▶ **Given data**:
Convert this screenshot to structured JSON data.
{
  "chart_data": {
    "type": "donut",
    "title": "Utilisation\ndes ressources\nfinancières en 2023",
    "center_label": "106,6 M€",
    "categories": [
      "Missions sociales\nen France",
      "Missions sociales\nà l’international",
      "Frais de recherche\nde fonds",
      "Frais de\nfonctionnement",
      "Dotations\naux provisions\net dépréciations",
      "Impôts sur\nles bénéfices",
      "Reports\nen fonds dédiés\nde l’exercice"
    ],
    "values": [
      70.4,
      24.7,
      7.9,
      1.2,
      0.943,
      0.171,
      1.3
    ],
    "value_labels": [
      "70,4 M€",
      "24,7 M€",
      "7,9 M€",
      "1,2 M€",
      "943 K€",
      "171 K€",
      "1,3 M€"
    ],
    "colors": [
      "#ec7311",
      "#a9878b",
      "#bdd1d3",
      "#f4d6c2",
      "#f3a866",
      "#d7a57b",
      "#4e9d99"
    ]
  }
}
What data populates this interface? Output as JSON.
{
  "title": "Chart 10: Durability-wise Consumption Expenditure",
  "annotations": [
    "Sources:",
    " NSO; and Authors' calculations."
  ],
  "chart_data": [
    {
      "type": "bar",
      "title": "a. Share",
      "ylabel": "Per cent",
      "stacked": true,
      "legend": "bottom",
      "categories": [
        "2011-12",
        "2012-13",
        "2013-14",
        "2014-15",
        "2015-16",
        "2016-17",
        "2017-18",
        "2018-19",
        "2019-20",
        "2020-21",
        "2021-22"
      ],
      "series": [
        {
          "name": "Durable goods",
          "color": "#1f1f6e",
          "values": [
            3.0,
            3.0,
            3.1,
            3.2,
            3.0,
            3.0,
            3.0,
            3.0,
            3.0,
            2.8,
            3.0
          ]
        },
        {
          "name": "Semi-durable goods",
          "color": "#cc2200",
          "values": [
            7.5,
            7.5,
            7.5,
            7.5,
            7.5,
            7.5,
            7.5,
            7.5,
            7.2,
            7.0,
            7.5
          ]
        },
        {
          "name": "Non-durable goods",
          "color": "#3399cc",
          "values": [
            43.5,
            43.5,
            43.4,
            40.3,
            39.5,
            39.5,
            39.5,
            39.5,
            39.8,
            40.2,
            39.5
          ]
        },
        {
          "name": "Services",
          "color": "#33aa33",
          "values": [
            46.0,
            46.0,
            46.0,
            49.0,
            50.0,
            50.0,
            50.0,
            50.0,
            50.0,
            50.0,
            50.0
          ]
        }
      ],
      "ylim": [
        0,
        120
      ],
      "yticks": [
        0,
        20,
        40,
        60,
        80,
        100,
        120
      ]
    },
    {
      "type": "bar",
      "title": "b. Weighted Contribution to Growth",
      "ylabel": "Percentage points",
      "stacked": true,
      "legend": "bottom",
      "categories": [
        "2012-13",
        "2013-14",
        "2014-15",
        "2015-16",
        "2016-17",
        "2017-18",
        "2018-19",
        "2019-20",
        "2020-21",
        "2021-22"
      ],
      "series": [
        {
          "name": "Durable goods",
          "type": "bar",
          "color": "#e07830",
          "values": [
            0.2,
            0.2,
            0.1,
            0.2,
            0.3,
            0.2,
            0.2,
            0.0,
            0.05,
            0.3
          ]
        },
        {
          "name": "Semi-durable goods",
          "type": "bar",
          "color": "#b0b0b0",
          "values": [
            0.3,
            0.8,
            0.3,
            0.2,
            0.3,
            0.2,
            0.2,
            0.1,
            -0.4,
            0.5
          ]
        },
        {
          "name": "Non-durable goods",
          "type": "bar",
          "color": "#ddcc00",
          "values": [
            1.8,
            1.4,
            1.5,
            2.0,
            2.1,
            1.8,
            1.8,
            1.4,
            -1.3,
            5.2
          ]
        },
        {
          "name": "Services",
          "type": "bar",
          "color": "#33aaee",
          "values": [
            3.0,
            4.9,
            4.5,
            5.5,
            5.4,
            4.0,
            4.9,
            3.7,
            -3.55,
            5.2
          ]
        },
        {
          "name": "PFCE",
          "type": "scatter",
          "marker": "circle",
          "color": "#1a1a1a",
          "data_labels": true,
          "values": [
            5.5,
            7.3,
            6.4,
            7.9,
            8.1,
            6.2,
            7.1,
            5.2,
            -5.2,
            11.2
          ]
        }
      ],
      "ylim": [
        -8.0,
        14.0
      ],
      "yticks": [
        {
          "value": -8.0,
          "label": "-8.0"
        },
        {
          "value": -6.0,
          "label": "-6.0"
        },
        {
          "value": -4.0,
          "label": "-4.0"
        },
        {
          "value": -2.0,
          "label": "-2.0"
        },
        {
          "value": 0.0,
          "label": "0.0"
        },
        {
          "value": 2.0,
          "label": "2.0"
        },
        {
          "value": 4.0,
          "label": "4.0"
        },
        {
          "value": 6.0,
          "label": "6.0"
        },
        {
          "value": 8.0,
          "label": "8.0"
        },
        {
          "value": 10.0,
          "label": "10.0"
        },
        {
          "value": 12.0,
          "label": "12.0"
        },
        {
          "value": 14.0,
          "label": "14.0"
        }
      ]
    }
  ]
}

▶ **Challenge**: Return all the data exactly as given.

▶ **Full response**:
Convert this screenshot to structured JSON data.
{
  "chart_data": {
    "type": "donut",
    "title": "Utilisation\ndes ressources\nfinancières en 2023",
    "center_label": "106,6 M€",
    "categories": [
      "Missions sociales\nen France",
      "Missions sociales\nà l’international",
      "Frais de recherche\nde fonds",
      "Frais de\nfonctionnement",
      "Dotations\naux provisions\net dépréciations",
      "Impôts sur\nles bénéfices",
      "Reports\nen fonds dédiés\nde l’exercice"
    ],
    "values": [
      70.4,
      24.7,
      7.9,
      1.2,
      0.943,
      0.171,
      1.3
    ],
    "value_labels": [
      "70,4 M€",
      "24,7 M€",
      "7,9 M€",
      "1,2 M€",
      "943 K€",
      "171 K€",
      "1,3 M€"
    ],
    "colors": [
      "#ec7311",
      "#a9878b",
      "#bdd1d3",
      "#f4d6c2",
      "#f3a866",
      "#d7a57b",
      "#4e9d99"
    ]
  }
}
What data populates this interface? Output as JSON.
{
  "title": "Chart 10: Durability-wise Consumption Expenditure",
  "annotations": [
    "Sources:",
    " NSO; and Authors' calculations."
  ],
  "chart_data": [
    {
      "type": "bar",
      "title": "a. Share",
      "ylabel": "Per cent",
      "stacked": true,
      "legend": "bottom",
      "categories": [
        "2011-12",
        "2012-13",
        "2013-14",
        "2014-15",
        "2015-16",
        "2016-17",
        "2017-18",
        "2018-19",
        "2019-20",
        "2020-21",
        "2021-22"
      ],
      "series": [
        {
          "name": "Durable goods",
          "color": "#1f1f6e",
          "values": [
            3.0,
            3.0,
            3.1,
            3.2,
            3.0,
            3.0,
            3.0,
            3.0,
            3.0,
            2.8,
            3.0
          ]
        },
        {
          "name": "Semi-durable goods",
          "color": "#cc2200",
          "values": [
            7.5,
            7.5,
            7.5,
            7.5,
            7.5,
            7.5,
            7.5,
            7.5,
            7.2,
            7.0,
            7.5
          ]
        },
        {
          "name": "Non-durable goods",
          "color": "#3399cc",
          "values": [
            43.5,
            43.5,
            43.4,
            40.3,
            39.5,
            39.5,
            39.5,
            39.5,
            39.8,
            40.2,
            39.5
          ]
        },
        {
          "name": "Services",
          "color": "#33aa33",
          "values": [
            46.0,
            46.0,
            46.0,
            49.0,
            50.0,
            50.0,
            50.0,
            50.0,
            50.0,
            50.0,
            50.0
          ]
        }
      ],
      "ylim": [
        0,
        120
      ],
      "yticks": [
        0,
        20,
        40,
        60,
        80,
        100,
        120
      ]
    },
    {
      "type": "bar",
      "title": "b. Weighted Contribution to Growth",
      "ylabel": "Percentage points",
      "stacked": true,
      "legend": "bottom",
      "categories": [
        "2012-13",
        "2013-14",
        "2014-15",
        "2015-16",
        "2016-17",
        "2017-18",
        "2018-19",
        "2019-20",
        "2020-21",
        "2021-22"
      ],
      "series": [
        {
          "name": "Durable goods",
          "type": "bar",
          "color": "#e07830",
          "values": [
            0.2,
            0.2,
            0.1,
            0.2,
            0.3,
            0.2,
            0.2,
            0.0,
            0.05,
            0.3
          ]
        },
        {
          "name": "Semi-durable goods",
          "type": "bar",
          "color": "#b0b0b0",
          "values": [
            0.3,
            0.8,
            0.3,
            0.2,
            0.3,
            0.2,
            0.2,
            0.1,
            -0.4,
            0.5
          ]
        },
        {
          "name": "Non-durable goods",
          "type": "bar",
          "color": "#ddcc00",
          "values": [
            1.8,
            1.4,
            1.5,
            2.0,
            2.1,
            1.8,
            1.8,
            1.4,
            -1.3,
            5.2
          ]
        },
        {
          "name": "Services",
          "type": "bar",
          "color": "#33aaee",
          "values": [
            3.0,
            4.9,
            4.5,
            5.5,
            5.4,
            4.0,
            4.9,
            3.7,
            -3.55,
            5.2
          ]
        },
        {
          "name": "PFCE",
          "type": "scatter",
          "marker": "circle",
          "color": "#1a1a1a",
          "data_labels": true,
          "values": [
            5.5,
            7.3,
            6.4,
            7.9,
            8.1,
            6.2,
            7.1,
            5.2,
            -5.2,
            11.2
          ]
        }
      ],
      "ylim": [
        -8.0,
        14.0
      ],
      "yticks": [
        {
          "value": -8.0,
          "label": "-8.0"
        },
        {
          "value": -6.0,
          "label": "-6.0"
        },
        {
          "value": -4.0,
          "label": "-4.0"
        },
        {
          "value": -2.0,
          "label": "-2.0"
        },
        {
          "value": 0.0,
          "label": "0.0"
        },
        {
          "value": 2.0,
          "label": "2.0"
        },
        {
          "value": 4.0,
          "label": "4.0"
        },
        {
          "value": 6.0,
          "label": "6.0"
        },
        {
          "value": 8.0,
          "label": "8.0"
        },
        {
          "value": 10.0,
          "label": "10.0"
        },
        {
          "value": 12.0,
          "label": "12.0"
        },
        {
          "value": 14.0,
          "label": "14.0"
        }
      ]
    }
  ]
}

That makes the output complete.